Select every line below containing the word "Межбюджетные".

(Collection entries)
·····

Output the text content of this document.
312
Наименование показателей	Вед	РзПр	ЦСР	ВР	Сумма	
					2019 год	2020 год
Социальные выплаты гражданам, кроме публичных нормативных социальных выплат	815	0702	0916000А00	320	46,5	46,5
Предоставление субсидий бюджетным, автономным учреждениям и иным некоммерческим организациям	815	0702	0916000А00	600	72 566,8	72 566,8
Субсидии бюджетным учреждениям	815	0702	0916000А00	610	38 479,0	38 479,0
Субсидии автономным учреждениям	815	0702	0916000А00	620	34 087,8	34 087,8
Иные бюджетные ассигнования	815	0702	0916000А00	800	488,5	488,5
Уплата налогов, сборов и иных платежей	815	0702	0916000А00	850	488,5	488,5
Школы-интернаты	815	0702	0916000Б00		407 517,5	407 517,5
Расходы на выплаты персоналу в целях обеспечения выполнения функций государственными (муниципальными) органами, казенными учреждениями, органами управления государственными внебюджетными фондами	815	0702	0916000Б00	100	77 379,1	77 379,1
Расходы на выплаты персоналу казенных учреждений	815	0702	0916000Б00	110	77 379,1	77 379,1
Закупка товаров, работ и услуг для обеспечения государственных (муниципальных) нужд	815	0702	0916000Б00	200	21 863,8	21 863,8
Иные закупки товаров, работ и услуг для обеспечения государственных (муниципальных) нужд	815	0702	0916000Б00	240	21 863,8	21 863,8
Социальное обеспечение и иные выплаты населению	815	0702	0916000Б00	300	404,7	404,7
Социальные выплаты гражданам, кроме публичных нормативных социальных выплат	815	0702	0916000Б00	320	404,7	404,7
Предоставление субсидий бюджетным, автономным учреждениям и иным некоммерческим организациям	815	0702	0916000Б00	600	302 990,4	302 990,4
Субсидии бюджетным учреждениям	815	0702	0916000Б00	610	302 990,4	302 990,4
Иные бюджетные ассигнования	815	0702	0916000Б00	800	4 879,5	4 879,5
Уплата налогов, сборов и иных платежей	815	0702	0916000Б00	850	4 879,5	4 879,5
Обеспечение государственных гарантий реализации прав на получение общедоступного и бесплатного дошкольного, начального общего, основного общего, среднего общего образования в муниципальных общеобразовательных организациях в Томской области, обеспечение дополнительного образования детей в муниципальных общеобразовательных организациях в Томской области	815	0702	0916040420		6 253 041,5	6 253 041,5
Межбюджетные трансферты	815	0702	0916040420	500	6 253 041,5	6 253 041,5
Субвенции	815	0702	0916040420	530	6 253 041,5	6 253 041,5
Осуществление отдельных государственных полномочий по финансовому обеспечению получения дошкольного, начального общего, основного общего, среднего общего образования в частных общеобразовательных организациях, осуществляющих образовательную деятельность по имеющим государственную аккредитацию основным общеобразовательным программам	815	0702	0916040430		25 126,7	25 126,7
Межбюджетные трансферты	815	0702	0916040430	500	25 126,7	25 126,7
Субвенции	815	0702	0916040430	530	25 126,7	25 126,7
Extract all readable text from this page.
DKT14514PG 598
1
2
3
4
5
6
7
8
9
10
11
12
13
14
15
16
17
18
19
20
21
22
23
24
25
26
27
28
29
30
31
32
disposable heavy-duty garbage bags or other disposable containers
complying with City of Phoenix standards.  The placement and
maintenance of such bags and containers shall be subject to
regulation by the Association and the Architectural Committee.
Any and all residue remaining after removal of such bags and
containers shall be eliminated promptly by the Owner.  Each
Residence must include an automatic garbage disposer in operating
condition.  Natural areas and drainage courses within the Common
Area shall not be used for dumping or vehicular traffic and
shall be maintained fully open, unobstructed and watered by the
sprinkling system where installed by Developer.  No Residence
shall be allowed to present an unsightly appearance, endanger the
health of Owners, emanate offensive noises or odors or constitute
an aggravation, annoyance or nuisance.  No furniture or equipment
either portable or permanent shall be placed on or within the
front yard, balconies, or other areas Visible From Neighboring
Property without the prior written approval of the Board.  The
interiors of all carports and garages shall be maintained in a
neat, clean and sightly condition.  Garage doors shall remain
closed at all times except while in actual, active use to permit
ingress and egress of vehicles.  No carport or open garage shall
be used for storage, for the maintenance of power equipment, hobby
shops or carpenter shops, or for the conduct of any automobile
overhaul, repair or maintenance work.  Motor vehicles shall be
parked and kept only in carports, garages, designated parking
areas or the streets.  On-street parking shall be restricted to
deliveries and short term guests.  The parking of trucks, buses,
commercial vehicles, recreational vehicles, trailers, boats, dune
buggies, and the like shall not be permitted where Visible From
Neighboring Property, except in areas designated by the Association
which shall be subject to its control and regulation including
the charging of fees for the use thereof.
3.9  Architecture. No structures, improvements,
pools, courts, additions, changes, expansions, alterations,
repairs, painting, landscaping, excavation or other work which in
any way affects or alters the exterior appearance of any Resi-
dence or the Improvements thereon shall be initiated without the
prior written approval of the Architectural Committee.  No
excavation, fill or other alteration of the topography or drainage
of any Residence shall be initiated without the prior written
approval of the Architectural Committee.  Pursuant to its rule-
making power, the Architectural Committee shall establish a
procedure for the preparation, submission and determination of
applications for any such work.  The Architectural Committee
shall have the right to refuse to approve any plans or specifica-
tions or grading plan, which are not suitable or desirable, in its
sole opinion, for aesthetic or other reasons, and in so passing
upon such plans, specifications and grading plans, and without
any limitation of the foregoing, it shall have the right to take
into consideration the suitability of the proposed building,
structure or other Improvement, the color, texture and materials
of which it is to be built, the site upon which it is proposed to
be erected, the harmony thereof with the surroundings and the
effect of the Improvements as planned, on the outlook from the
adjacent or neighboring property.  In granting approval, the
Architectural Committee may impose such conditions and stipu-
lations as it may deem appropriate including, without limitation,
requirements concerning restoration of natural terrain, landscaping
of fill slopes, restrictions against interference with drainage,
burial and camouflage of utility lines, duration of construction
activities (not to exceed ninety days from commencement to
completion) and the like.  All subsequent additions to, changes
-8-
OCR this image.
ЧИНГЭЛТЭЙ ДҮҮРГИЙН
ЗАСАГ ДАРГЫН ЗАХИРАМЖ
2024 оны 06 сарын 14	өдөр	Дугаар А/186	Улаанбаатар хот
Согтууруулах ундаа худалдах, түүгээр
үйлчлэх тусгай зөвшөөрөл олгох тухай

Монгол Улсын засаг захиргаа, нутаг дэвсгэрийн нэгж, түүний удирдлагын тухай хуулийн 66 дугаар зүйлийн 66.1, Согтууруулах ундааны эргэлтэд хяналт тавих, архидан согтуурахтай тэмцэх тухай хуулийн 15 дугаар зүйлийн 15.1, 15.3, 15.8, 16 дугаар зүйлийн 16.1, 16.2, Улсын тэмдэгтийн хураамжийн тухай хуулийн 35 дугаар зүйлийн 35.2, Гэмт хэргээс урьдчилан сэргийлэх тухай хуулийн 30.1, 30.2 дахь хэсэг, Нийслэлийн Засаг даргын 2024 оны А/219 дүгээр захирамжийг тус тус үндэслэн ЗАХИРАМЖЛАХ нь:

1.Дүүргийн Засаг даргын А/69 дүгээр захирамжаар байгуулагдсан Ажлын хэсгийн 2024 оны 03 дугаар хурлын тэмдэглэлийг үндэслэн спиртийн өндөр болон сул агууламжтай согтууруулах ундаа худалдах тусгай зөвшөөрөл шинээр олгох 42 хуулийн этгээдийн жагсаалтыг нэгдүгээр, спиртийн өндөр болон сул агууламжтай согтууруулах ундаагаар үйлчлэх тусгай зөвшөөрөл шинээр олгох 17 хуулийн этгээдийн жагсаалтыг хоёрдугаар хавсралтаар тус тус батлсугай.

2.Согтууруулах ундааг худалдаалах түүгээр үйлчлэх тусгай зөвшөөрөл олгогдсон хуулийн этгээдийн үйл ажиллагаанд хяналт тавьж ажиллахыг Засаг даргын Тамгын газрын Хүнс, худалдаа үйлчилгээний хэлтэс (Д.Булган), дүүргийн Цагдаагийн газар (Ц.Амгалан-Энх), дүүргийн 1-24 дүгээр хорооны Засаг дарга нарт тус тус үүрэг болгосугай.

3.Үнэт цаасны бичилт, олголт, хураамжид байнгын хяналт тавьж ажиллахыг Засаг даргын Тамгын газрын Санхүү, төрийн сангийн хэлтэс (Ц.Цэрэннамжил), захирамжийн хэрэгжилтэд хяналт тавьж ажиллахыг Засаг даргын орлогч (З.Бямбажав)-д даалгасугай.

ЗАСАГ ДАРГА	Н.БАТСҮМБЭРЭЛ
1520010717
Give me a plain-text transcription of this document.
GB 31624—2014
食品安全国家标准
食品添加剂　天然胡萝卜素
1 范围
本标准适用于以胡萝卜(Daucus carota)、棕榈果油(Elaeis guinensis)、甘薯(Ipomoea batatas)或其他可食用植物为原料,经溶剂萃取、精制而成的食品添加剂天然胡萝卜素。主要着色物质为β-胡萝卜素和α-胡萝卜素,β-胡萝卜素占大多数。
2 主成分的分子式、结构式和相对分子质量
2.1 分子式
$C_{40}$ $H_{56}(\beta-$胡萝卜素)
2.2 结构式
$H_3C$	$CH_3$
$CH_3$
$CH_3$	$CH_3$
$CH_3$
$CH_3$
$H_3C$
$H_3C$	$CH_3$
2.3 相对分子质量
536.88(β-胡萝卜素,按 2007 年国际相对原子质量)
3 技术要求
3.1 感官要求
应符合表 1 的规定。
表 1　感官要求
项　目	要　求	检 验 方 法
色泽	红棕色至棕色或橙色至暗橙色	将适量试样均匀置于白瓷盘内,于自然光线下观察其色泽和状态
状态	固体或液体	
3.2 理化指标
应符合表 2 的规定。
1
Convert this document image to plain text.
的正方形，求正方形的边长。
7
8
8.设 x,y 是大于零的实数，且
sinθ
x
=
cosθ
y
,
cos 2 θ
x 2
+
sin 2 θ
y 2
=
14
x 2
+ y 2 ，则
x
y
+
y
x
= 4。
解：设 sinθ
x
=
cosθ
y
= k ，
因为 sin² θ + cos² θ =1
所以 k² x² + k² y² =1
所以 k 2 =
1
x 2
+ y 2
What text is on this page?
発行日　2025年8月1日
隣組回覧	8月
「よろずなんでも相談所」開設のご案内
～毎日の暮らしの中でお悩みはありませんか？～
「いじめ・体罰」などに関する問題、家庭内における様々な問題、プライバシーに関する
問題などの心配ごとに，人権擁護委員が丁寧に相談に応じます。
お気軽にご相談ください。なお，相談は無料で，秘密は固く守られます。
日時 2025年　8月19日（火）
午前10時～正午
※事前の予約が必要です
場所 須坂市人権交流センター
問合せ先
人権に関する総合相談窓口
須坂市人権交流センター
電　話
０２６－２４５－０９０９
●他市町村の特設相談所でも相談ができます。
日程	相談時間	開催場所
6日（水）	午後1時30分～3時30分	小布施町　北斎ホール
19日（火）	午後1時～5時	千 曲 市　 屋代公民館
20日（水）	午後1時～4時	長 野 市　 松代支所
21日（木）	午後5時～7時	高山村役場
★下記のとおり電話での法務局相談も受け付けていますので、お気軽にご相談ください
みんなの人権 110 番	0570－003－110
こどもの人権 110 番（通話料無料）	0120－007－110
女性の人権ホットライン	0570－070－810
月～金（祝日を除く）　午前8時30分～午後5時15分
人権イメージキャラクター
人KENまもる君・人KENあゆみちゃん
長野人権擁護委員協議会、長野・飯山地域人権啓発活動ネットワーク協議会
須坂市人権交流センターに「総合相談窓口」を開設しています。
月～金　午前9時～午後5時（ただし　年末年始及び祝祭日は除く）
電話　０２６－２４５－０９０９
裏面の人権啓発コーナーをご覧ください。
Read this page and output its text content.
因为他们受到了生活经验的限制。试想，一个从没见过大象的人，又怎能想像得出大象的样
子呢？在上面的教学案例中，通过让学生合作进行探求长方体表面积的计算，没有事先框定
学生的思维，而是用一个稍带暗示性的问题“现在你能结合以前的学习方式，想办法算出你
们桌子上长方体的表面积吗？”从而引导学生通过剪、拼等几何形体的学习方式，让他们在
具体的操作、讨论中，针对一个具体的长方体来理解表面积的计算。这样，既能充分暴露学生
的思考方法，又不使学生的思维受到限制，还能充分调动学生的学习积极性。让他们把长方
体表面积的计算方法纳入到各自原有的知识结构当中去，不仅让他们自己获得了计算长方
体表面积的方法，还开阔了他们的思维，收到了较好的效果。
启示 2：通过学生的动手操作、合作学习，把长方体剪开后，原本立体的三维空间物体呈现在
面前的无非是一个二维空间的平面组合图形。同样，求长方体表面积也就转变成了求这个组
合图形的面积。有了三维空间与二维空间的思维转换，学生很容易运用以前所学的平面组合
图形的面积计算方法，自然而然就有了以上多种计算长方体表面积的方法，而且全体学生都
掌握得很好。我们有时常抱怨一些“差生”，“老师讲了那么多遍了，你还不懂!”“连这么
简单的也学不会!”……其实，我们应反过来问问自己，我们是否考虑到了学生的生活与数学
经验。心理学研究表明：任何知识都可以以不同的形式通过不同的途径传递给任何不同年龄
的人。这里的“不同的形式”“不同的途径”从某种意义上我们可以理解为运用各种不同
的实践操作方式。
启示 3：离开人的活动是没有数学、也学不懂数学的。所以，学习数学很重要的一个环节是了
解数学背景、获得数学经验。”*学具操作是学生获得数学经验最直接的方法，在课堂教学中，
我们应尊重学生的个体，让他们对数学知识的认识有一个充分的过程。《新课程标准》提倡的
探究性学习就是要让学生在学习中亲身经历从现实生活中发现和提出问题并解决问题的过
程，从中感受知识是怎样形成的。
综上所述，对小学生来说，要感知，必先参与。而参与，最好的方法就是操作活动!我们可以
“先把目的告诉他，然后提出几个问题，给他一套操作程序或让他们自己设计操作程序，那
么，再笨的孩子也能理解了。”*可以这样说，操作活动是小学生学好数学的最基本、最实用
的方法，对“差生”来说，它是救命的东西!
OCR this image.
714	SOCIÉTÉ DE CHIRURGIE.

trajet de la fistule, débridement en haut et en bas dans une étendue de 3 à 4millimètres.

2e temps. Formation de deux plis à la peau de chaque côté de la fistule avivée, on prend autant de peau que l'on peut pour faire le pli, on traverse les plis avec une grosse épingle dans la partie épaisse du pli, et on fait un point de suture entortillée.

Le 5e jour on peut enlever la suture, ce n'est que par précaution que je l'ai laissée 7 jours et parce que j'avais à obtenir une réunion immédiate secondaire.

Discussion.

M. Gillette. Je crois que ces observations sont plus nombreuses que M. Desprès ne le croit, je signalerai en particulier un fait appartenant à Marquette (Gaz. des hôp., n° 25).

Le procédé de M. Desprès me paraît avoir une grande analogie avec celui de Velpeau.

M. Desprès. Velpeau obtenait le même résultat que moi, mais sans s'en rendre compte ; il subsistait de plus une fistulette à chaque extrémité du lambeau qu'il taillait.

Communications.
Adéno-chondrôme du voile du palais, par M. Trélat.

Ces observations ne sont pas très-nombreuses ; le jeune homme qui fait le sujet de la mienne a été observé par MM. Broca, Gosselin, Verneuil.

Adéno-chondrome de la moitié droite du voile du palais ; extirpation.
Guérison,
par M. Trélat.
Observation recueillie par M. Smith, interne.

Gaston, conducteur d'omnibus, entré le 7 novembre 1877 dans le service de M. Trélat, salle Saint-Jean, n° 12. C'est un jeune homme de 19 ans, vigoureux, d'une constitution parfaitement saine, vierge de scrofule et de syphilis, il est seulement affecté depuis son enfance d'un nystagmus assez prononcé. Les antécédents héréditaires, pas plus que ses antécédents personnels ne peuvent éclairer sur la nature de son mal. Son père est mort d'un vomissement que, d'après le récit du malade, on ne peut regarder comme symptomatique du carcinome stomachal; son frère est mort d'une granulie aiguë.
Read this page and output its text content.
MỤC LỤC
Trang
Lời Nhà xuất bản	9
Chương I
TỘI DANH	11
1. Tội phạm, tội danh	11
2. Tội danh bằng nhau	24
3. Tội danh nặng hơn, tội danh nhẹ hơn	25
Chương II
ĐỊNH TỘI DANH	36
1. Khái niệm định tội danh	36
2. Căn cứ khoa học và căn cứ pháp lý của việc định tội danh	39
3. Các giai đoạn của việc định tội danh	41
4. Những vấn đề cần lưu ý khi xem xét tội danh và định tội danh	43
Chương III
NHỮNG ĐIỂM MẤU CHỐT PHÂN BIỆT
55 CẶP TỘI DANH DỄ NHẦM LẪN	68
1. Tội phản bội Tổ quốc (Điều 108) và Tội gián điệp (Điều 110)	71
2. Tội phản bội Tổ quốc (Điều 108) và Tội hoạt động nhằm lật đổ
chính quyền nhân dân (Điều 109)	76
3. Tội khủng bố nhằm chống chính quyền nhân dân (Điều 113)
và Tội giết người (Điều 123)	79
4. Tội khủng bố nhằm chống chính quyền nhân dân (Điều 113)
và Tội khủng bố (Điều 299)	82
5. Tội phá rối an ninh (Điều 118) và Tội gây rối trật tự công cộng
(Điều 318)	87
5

·····

> RESULT
Межбюджетные трансферты	815	0702	0916040420	500	6 253 041,5	6 253 041,5
Межбюджетные трансферты	815	0702	0916040430	500	25 126,7	25 126,7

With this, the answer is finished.